• Texte fourni:
Autre invité, autre sujet, même réflexion. Le 29 septembre, Louis-Christophe Laurent, PDG de GL Trade, société de transactions boursières, nous explique qu’il n’est « pas choqué par le fait que les pêcheurs de l’île de Ré doivent payer l’ISF, parce que finalement on va chercher [...] des gens qui ne réinvestissent pas leur capital dans l’économie ». De même il estime « important de garder sur le territoire [...] des sociétés, des capitaux actifs et productifs plutôt qu’un Picasso et un Matisse ». Et il préconise qu’on baisse le taux de l’ISF, mais en l’étendant « à l’ensemble du patrimoine d’une personne [...] sans exception aucune, et en particulier pas sur les tableaux  ». Commentaire de Brigitte Jeanperrin : « Et vous pensez qu’il y a une sorte de manque de courage politique ? »

• Données fournies:
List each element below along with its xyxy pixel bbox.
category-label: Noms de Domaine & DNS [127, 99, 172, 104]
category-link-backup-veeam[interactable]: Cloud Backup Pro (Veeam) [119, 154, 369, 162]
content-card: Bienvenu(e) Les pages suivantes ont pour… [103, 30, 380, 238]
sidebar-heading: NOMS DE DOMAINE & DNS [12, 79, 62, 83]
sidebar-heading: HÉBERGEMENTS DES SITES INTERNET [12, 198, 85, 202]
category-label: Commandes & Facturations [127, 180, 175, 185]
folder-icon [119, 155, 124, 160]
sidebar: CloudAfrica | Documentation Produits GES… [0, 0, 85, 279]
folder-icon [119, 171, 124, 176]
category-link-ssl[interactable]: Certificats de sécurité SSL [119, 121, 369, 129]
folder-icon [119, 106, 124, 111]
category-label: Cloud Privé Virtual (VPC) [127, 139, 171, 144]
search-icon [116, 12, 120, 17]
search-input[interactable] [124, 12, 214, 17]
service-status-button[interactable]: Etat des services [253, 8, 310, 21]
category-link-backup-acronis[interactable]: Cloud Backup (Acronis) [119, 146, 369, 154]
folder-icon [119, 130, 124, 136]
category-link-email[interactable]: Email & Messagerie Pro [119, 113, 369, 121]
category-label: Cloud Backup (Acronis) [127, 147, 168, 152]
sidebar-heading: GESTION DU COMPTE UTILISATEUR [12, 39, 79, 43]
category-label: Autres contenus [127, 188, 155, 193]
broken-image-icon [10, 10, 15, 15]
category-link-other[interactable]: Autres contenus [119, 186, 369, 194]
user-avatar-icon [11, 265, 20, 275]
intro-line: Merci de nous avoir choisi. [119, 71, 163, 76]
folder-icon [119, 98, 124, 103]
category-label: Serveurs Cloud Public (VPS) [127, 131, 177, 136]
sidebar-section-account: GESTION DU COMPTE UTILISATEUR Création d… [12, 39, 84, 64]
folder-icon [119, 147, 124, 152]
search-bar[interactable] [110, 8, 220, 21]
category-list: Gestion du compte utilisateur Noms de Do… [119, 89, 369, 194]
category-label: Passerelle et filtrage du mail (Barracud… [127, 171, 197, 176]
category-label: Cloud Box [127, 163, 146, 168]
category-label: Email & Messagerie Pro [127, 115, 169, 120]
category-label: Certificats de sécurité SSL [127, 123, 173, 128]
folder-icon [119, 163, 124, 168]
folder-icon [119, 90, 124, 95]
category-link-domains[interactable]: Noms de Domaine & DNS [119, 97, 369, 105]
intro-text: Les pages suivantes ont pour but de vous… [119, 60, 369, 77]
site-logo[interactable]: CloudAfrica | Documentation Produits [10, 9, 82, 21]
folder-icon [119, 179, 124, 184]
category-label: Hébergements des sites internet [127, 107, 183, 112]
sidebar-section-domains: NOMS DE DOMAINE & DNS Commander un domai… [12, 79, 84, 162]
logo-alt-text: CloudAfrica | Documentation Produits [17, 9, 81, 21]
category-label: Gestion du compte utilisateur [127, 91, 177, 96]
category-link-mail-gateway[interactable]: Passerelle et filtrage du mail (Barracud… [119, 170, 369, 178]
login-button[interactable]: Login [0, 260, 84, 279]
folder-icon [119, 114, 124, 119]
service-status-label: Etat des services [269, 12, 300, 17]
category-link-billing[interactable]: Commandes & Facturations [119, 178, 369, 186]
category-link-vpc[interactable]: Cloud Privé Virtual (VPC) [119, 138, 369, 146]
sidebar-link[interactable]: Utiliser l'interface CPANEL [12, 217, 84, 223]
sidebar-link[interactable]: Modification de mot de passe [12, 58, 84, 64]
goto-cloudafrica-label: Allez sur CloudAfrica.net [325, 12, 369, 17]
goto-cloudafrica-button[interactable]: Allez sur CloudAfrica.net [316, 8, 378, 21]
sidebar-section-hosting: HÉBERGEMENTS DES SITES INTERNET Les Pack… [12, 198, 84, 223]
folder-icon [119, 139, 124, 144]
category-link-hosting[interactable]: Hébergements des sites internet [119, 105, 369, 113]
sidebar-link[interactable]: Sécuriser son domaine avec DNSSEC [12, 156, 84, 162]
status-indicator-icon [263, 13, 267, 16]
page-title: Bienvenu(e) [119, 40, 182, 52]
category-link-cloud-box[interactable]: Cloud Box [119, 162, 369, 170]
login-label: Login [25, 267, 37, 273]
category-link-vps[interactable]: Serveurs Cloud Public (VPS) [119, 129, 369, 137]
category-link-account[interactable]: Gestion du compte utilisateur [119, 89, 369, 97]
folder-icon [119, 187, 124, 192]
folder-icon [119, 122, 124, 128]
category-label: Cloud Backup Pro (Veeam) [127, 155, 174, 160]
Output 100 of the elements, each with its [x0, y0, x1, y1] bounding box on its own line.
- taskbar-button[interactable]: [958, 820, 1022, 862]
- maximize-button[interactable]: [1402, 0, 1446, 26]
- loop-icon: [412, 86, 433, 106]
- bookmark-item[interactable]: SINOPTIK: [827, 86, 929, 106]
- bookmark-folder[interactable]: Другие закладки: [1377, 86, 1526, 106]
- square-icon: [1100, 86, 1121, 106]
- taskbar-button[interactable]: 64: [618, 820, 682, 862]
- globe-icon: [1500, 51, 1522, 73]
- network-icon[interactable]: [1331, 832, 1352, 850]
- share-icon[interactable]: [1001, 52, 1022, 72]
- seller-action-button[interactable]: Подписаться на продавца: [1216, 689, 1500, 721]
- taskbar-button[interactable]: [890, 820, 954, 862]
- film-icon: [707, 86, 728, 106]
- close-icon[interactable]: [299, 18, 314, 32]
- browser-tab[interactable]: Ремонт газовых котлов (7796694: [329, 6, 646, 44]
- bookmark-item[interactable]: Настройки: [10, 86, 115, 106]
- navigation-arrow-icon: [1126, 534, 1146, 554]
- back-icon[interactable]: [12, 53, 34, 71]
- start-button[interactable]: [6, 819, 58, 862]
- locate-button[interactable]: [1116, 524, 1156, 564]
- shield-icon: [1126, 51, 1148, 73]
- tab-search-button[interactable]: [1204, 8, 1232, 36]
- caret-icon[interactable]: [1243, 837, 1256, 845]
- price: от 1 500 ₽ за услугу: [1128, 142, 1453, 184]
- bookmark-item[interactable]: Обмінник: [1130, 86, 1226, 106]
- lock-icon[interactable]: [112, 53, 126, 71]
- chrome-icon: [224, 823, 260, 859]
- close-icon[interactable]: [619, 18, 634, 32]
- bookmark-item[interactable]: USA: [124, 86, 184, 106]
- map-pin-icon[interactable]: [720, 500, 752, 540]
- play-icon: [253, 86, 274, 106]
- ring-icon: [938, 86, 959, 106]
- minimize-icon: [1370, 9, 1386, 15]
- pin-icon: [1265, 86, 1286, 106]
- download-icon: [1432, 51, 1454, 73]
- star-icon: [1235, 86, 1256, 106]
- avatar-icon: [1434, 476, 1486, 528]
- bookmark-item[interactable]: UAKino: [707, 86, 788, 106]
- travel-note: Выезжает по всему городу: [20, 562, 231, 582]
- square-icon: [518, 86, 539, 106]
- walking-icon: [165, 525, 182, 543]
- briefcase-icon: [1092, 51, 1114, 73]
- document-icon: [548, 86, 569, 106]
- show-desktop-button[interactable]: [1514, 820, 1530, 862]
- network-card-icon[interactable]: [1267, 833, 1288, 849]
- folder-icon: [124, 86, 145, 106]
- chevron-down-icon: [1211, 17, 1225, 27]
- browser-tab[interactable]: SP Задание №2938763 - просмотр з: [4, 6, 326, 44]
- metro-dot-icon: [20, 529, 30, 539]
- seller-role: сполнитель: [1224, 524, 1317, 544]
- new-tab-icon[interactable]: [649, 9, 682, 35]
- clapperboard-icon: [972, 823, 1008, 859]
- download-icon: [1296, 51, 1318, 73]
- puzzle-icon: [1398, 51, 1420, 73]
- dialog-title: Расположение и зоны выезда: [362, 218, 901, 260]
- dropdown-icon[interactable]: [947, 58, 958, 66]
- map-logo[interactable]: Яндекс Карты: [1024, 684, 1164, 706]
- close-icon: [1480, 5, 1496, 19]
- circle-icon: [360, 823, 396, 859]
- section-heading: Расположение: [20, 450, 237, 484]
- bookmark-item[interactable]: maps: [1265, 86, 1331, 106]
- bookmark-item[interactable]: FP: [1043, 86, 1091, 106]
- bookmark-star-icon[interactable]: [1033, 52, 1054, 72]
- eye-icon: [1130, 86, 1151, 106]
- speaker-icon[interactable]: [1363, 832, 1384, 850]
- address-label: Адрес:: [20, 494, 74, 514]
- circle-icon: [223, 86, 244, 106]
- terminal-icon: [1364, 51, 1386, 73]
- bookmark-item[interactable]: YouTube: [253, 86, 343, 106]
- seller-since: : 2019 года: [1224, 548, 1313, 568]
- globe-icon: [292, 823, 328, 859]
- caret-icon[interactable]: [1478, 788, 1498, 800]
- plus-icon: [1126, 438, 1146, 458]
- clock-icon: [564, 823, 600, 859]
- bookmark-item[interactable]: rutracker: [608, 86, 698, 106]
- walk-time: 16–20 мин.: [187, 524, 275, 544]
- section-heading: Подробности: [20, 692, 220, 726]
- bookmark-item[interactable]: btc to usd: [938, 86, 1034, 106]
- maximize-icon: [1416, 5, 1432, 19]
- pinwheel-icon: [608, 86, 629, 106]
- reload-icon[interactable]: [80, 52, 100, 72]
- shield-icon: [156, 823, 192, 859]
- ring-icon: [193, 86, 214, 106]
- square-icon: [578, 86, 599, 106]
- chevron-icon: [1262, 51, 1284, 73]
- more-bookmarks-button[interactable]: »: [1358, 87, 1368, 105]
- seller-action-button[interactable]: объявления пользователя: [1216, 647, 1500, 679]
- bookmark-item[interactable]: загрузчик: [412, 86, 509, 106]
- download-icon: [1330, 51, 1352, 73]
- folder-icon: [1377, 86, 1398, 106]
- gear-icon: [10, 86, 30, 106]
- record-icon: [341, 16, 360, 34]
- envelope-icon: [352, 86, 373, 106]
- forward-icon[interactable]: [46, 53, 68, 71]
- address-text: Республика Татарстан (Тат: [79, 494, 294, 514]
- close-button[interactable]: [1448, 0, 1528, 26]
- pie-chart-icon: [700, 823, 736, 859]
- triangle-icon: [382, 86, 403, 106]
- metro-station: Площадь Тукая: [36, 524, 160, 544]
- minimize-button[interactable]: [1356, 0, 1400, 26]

• Consigne 1: Relevez tous les noms de personnes qui figurent dans le texte sur l’ISF.
• Consigne 2: Rédigez la suite du texte sur l’ISF à partir de sa dernière phrase.
Les enregistrements n’interviennent pas dans ce travail.

• Réponse 1: Louis-Christophe Laurent, Picasso, Matisse, Brigitte Jeanperrin

• Réponse 2:
Chacun voit midi à sa porte. Le 4 octobre, pour coller à la journée de revendication sur le pouvoir d’achat, Brigitte Jeanperrin reçoit le représentant du groupe bancaire ING Direct, André Coisne, et lui demande « En définitive, le comportement des gens est différent des revendications ?  ». Le financier répond par cette fine analyse psychologique : « Je crois que les Français [...] se sentent heureux individuellement, mais sentent la France malheureuse. Et je crois que leur niveau d’épargne y est pour quelque chose. » Il approfondit le constat : « Les Français finalement [...] continuent à épargner massivement. » Les Français ? Tous ? Jeanperrin s’interroge : « Des mouvements que l’on voit chez les cadres et ceux qui ont de l’argent, ou c’est toutes les catégories sociales ? ». Réponse « Aujourd’hui on considère que la masse des épargnants c’est la moitié des ménages Français. Ce qui veut dire qu’il y a l’autre moitié des ménages qui n’a pas les moyens d’épargner. Et bien ceux-là sont particulièrement vulnérables et ne se sentent pas très à l’aise.  » On vient donc de voir surgir une France à deux vitesses. Mais pour Brigitte Jeanperrin ce vaste ensemble s’appelle « les gens ». Ignorant délibérément que la catégorie n’est pas opératoire, elle feint de s’étonner et récidive : « Comment peut-on expliquer que les gens consomment et épargnent en même temps ? Ca veut dire qu’il y a du pouvoir d’achat  ? ». Chez « les gens » ou chez « certains » ?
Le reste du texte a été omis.